* [Direction]:
Repeat the listing in full, word for word.

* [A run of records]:
◇ ◇ ◇ ◇ ◇ ◇ ◇
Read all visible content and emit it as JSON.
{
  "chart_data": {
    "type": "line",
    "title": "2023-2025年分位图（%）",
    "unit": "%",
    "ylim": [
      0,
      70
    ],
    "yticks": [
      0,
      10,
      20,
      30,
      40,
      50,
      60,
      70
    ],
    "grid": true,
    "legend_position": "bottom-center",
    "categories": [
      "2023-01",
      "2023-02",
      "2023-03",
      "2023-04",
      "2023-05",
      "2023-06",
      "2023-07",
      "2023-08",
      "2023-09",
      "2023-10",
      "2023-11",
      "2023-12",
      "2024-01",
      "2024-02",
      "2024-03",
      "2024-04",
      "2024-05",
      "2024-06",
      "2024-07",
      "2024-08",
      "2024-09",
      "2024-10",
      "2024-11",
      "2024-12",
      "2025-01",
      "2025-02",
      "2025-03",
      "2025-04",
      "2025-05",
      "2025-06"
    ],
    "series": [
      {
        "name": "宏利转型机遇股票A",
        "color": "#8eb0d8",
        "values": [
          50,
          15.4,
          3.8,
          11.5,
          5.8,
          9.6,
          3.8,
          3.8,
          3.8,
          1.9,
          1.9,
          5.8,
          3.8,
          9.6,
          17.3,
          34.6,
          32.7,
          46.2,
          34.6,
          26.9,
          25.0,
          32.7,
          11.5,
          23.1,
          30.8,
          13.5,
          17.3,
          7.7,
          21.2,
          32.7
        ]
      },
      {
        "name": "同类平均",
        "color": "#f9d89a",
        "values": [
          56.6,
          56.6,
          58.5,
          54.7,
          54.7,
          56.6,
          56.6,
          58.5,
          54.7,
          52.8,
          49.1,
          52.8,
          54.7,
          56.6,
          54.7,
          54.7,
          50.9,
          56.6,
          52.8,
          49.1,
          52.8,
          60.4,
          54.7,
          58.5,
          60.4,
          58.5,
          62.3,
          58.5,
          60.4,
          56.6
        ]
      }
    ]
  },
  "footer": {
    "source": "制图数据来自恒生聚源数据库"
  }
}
◇ ◇ ◇ ◇ ◇ ◇ ◇
* [Result of this task]:
Read all visible content and emit it as JSON.
{
  "chart_data": {
    "type": "line",
    "title": "2023-2025年分位图（%）",
    "unit": "%",
    "ylim": [
      0,
      70
    ],
    "yticks": [
      0,
      10,
      20,
      30,
      40,
      50,
      60,
      70
    ],
    "grid": true,
    "legend_position": "bottom-center",
    "categories": [
      "2023-01",
      "2023-02",
      "2023-03",
      "2023-04",
      "2023-05",
      "2023-06",
      "2023-07",
      "2023-08",
      "2023-09",
      "2023-10",
      "2023-11",
      "2023-12",
      "2024-01",
      "2024-02",
      "2024-03",
      "2024-04",
      "2024-05",
      "2024-06",
      "2024-07",
      "2024-08",
      "2024-09",
      "2024-10",
      "2024-11",
      "2024-12",
      "2025-01",
      "2025-02",
      "2025-03",
      "2025-04",
      "2025-05",
      "2025-06"
    ],
    "series": [
      {
        "name": "宏利转型机遇股票A",
        "color": "#8eb0d8",
        "values": [
          50,
          15.4,
          3.8,
          11.5,
          5.8,
          9.6,
          3.8,
          3.8,
          3.8,
          1.9,
          1.9,
          5.8,
          3.8,
          9.6,
          17.3,
          34.6,
          32.7,
          46.2,
          34.6,
          26.9,
          25.0,
          32.7,
          11.5,
          23.1,
          30.8,
          13.5,
          17.3,
          7.7,
          21.2,
          32.7
        ]
      },
      {
        "name": "同类平均",
        "color": "#f9d89a",
        "values": [
          56.6,
          56.6,
          58.5,
          54.7,
          54.7,
          56.6,
          56.6,
          58.5,
          54.7,
          52.8,
          49.1,
          52.8,
          54.7,
          56.6,
          54.7,
          54.7,
          50.9,
          56.6,
          52.8,
          49.1,
          52.8,
          60.4,
          54.7,
          58.5,
          60.4,
          58.5,
          62.3,
          58.5,
          60.4,
          56.6
        ]
      }
    ]
  },
  "footer": {
    "source": "制图数据来自恒生聚源数据库"
  }
}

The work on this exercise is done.